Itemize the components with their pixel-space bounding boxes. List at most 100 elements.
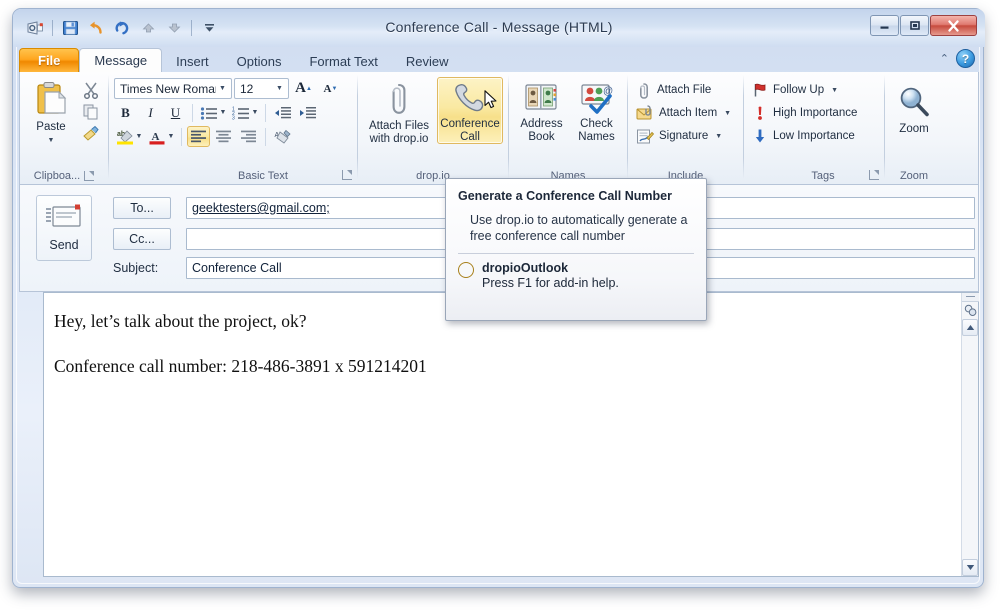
send-button[interactable]: Send (36, 195, 92, 261)
font-row: Times New Roman ▼ 12 ▼ A ▲ A ▼ (114, 78, 343, 99)
low-importance-label: Low Importance (773, 130, 855, 142)
ribbon-group-tags: Follow Up ▼ High Importance Low Importan… (744, 72, 884, 184)
low-importance-button[interactable]: Low Importance (749, 125, 863, 147)
numbering-button[interactable]: 1 2 3 ▼ (230, 102, 260, 123)
help-icon[interactable]: ? (956, 49, 975, 68)
underline-button[interactable]: U (164, 102, 187, 123)
tags-items: Follow Up ▼ High Importance Low Importan… (749, 78, 863, 147)
body-line-2: Conference call number: 218-486-3891 x 5… (54, 356, 427, 376)
bold-button[interactable]: B (114, 102, 137, 123)
signature-button[interactable]: Signature ▼ (633, 125, 737, 147)
font-color-dropdown-icon[interactable]: ▼ (168, 133, 175, 140)
shrink-font-button[interactable]: A ▼ (318, 78, 343, 99)
scroll-up-button[interactable] (962, 319, 978, 336)
tags-dialog-launcher-icon[interactable] (869, 170, 879, 180)
follow-up-button[interactable]: Follow Up ▼ (749, 79, 863, 101)
align-center-button[interactable] (212, 126, 235, 147)
increase-indent-button[interactable] (296, 102, 319, 123)
conference-call-tooltip: Generate a Conference Call Number Use dr… (445, 178, 707, 321)
cut-button[interactable] (79, 79, 102, 100)
ribbon-tab-strip: File Message Insert Options Format Text … (13, 47, 985, 73)
text-highlight-button[interactable]: ab ▼ (114, 126, 144, 147)
window-controls (869, 15, 977, 36)
follow-up-dropdown-icon[interactable]: ▼ (831, 87, 838, 94)
group-label-clipboard: Clipboa... (20, 167, 108, 184)
align-right-button[interactable] (237, 126, 260, 147)
basic-text-dialog-launcher-icon[interactable] (342, 170, 352, 180)
conference-call-button[interactable]: Conference Call (437, 77, 503, 144)
italic-button[interactable]: I (139, 102, 162, 123)
tooltip-addin-help: Press F1 for add-in help. (482, 276, 619, 290)
clipboard-dialog-launcher-icon[interactable] (84, 170, 95, 181)
tab-message[interactable]: Message (79, 48, 163, 73)
subject-field-value: Conference Call (192, 261, 282, 275)
ribbon-group-zoom: Zoom Zoom (885, 72, 943, 184)
font-size-dropdown-icon[interactable]: ▼ (273, 85, 286, 92)
font-size-combo[interactable]: 12 ▼ (234, 78, 289, 99)
zoom-button-label: Zoom (899, 123, 929, 135)
tab-format-text[interactable]: Format Text (295, 49, 391, 73)
ribbon: Paste ▼ Clipboa... Times New Roman ▼ 12 … (19, 72, 979, 185)
tooltip-divider (458, 253, 694, 254)
highlight-dropdown-icon[interactable]: ▼ (136, 133, 143, 140)
zoom-button[interactable]: Zoom (890, 80, 938, 137)
underline-label: U (170, 104, 181, 120)
dropio-addin-icon (458, 262, 474, 278)
tab-file[interactable]: File (19, 48, 80, 73)
tab-review[interactable]: Review (392, 49, 463, 73)
grow-font-button[interactable]: A ▲ (291, 78, 316, 99)
signature-dropdown-icon[interactable]: ▼ (715, 133, 722, 140)
subject-label: Subject: (113, 261, 159, 275)
body-vertical-scrollbar[interactable] (961, 293, 979, 576)
clipboard-label-text: Clipboa... (33, 169, 81, 182)
numbering-dropdown-icon[interactable]: ▼ (252, 109, 259, 116)
font-color-button[interactable]: A ▼ (146, 126, 176, 147)
basic-text-label-text: Basic Text (238, 169, 288, 182)
message-body-area[interactable]: Hey, let’s talk about the project, ok? C… (43, 292, 979, 577)
zoom-label-text: Zoom (899, 169, 929, 182)
paste-button[interactable]: Paste ▼ (25, 76, 77, 148)
format-row: B I U ▼ 1 2 3 ▼ (114, 102, 343, 123)
basic-text-sep-3 (181, 127, 182, 146)
basic-text-sep-4 (265, 127, 266, 146)
restore-button[interactable] (900, 15, 929, 36)
address-book-button[interactable]: Address Book (514, 77, 569, 144)
close-button[interactable] (930, 15, 977, 36)
title-bar: Conference Call - Message (HTML) (13, 9, 985, 47)
attach-file-button[interactable]: Attach File (633, 79, 737, 101)
paste-label: Paste (36, 121, 66, 133)
italic-label: I (148, 104, 153, 120)
cc-button[interactable]: Cc... (113, 228, 171, 250)
bullets-button[interactable]: ▼ (198, 102, 228, 123)
attach-files-with-dropio-button[interactable]: Attach Files with drop.io (363, 77, 435, 146)
attach-item-button[interactable]: Attach Item ▼ (633, 102, 737, 124)
mouse-cursor-icon (484, 90, 497, 109)
copy-button[interactable] (79, 101, 102, 122)
format-painter-button[interactable] (79, 123, 102, 144)
check-names-label-line2: Names (578, 130, 615, 143)
to-button[interactable]: To... (113, 197, 171, 219)
check-names-button[interactable]: @ Check Names (571, 77, 622, 144)
font-name-combo[interactable]: Times New Roman ▼ (114, 78, 232, 99)
font-name-dropdown-icon[interactable]: ▼ (216, 85, 229, 92)
clear-formatting-button[interactable]: A (271, 126, 294, 147)
align-left-button[interactable] (187, 126, 210, 147)
tab-insert[interactable]: Insert (162, 49, 223, 73)
decrease-indent-button[interactable] (271, 102, 294, 123)
split-window-handle[interactable] (961, 293, 979, 302)
paste-dropdown-icon[interactable]: ▼ (48, 135, 55, 148)
font-name-value: Times New Roman (120, 81, 216, 96)
attach-item-label: Attach Item (659, 107, 718, 119)
tab-options[interactable]: Options (223, 49, 296, 73)
conference-call-label-line2: Call (460, 130, 480, 143)
attach-item-dropdown-icon[interactable]: ▼ (724, 110, 731, 117)
scroll-down-button[interactable] (962, 559, 978, 576)
collapse-ribbon-icon[interactable]: ⌃ (940, 52, 949, 65)
ribbon-group-include: Attach File Attach Item ▼ Signature ▼ In… (628, 72, 743, 184)
bullets-dropdown-icon[interactable]: ▼ (220, 109, 227, 116)
minimize-button[interactable] (870, 15, 899, 36)
high-importance-button[interactable]: High Importance (749, 102, 863, 124)
attach-file-label: Attach File (657, 84, 712, 96)
select-browse-object-icon[interactable] (962, 302, 979, 319)
attach-files-label-line2: with drop.io (369, 132, 429, 145)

-=-=-

Goal → Retype the lines of the records starting at the line containing "send-button[interactable]: Send (36, 195, 92, 261)" and ending at the line containing "tags-items: Follow Up", reproducing each one verbatim.

Answer to the problem →
send-button[interactable]: Send (36, 195, 92, 261)
font-row: Times New Roman ▼ 12 ▼ A ▲ A ▼ (114, 78, 343, 99)
low-importance-label: Low Importance (773, 130, 855, 142)
ribbon-group-tags: Follow Up ▼ High Importance Low Importan… (744, 72, 884, 184)
low-importance-button[interactable]: Low Importance (749, 125, 863, 147)
numbering-button[interactable]: 1 2 3 ▼ (230, 102, 260, 123)
help-icon[interactable]: ? (956, 49, 975, 68)
underline-button[interactable]: U (164, 102, 187, 123)
tags-items: Follow Up ▼ High Importance Low Importan… (749, 78, 863, 147)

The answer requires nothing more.